### SELECTION
RED III: Transforming Europe’s renewable energy landscape

Solar panels with wind turbines and electricity pylon at sunset.
10 May 2025

The Renewable Energy Directive (RED) is a cornerstone of EU climate policy, driving the transition away from fossil fuels across member states and beyond. The latest iteration, RED III, introduces significant changes that will reshape the renewable energy sector, with particular implications for biofuels and forestry biomass. These updates aim to accelerate Europe’s journey toward its 2030 climate targets and the ultimate goal of climate neutrality by 2050.

The evolution of the RED

The RED has evolved into more than just a European regulation. It has become a global standard that influences markets and practices worldwide. Countries like Malaysia and Brazil that supply significant amounts of renewable energy products to the EU must comply with these regulations, effectively establishing global benchmarks for sustainability in the energy sector.

The introduction of RED III follows the European Commission’s 2020 progress report, which highlighted that while the EU achieved an 18% share of renewable energy overall, the transport sector significantly lagged behind at just 8%. There were also growing concerns about the sustainability of bioenergy, which constitutes around 60% of the EU’s renewable energy, mainly from forestry biomass.

Labeled box records
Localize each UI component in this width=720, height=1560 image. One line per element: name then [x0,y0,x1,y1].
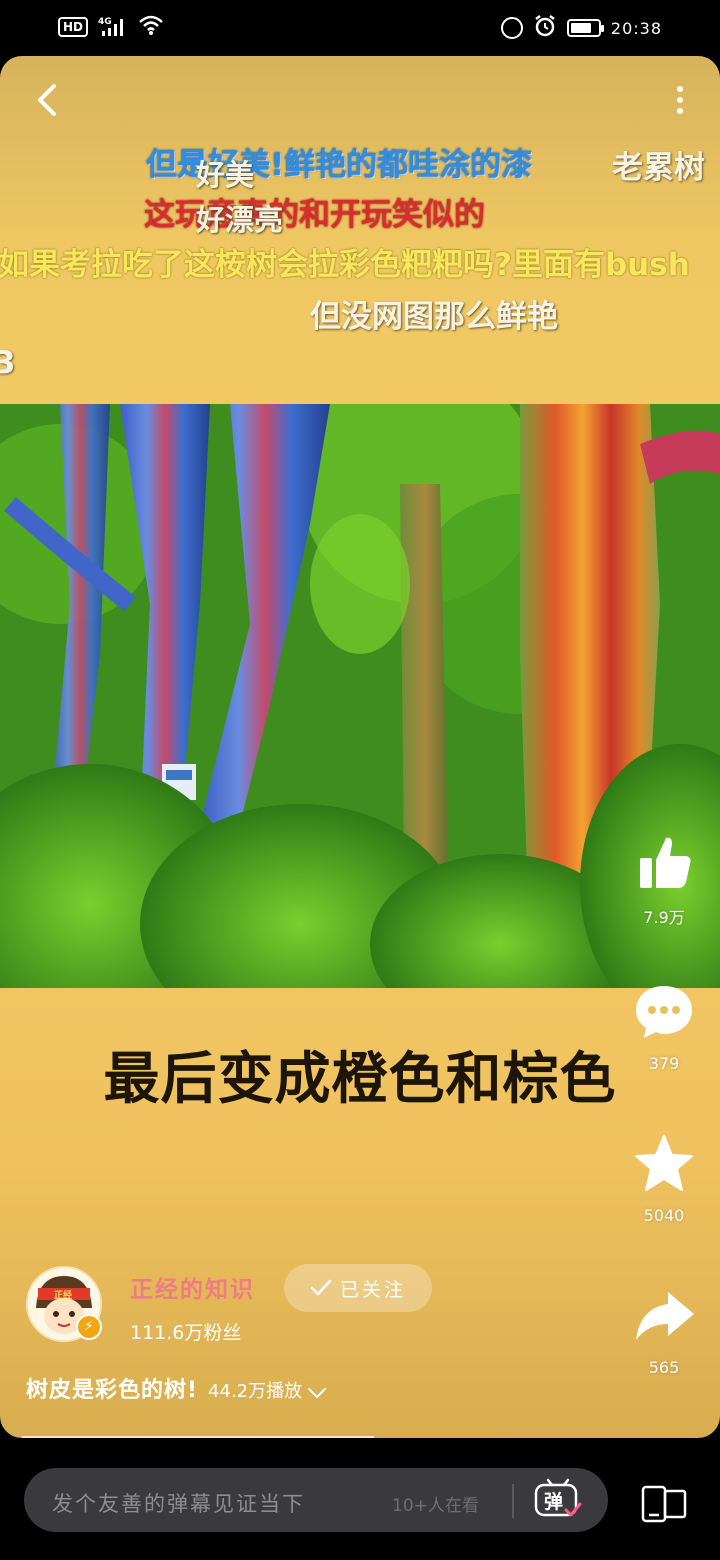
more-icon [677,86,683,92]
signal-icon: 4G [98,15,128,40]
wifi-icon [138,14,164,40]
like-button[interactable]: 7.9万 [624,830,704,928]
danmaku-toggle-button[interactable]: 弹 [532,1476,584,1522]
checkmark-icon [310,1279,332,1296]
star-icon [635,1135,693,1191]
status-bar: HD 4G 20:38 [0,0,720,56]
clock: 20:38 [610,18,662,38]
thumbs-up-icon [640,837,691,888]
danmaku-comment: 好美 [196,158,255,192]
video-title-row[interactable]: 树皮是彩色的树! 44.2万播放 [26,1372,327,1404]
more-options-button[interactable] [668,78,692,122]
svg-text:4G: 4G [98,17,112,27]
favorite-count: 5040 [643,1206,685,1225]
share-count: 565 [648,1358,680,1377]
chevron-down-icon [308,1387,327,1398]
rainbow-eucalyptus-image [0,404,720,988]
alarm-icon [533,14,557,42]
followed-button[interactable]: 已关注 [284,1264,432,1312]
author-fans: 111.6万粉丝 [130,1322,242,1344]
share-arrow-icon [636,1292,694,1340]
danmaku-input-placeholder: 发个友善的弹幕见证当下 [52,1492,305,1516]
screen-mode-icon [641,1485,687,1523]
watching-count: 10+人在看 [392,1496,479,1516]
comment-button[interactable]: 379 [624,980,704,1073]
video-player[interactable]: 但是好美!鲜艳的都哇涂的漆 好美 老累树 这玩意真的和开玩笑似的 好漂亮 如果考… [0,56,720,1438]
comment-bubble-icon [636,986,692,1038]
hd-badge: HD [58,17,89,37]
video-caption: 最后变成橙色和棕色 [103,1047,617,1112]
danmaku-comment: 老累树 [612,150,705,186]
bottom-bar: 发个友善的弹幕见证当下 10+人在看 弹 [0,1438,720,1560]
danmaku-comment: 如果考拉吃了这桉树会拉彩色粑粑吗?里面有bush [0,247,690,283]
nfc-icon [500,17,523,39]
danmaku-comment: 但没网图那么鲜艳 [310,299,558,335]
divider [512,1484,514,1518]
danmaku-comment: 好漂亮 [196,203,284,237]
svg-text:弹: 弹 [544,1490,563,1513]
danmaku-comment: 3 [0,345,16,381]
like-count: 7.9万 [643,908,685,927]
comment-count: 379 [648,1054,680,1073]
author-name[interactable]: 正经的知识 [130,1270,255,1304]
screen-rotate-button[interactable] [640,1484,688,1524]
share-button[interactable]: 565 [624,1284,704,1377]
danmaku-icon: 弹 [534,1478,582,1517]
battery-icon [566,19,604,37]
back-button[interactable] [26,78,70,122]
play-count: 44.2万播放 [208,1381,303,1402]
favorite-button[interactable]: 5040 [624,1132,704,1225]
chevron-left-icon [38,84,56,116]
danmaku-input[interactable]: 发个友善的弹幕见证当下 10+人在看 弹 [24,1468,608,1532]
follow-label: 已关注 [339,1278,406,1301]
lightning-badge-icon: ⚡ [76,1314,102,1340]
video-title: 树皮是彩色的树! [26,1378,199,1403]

### YOUR OBJECTIVE
Transcribe the passage of the RED III article that opens with the words "RED III: Transforming" and closes with "neutrality by 2050.".

### ANSWER TO THIS PROBLEM
RED III: Transforming Europe’s renewable energy landscape

Solar panels with wind turbines and electricity pylon at sunset.
10 May 2025

The Renewable Energy Directive (RED) is a cornerstone of EU climate policy, driving the transition away from fossil fuels across member states and beyond. The latest iteration, RED III, introduces significant changes that will reshape the renewable energy sector, with particular implications for biofuels and forestry biomass. These updates aim to accelerate Europe’s journey toward its 2030 climate targets and the ultimate goal of climate neutrality by 2050.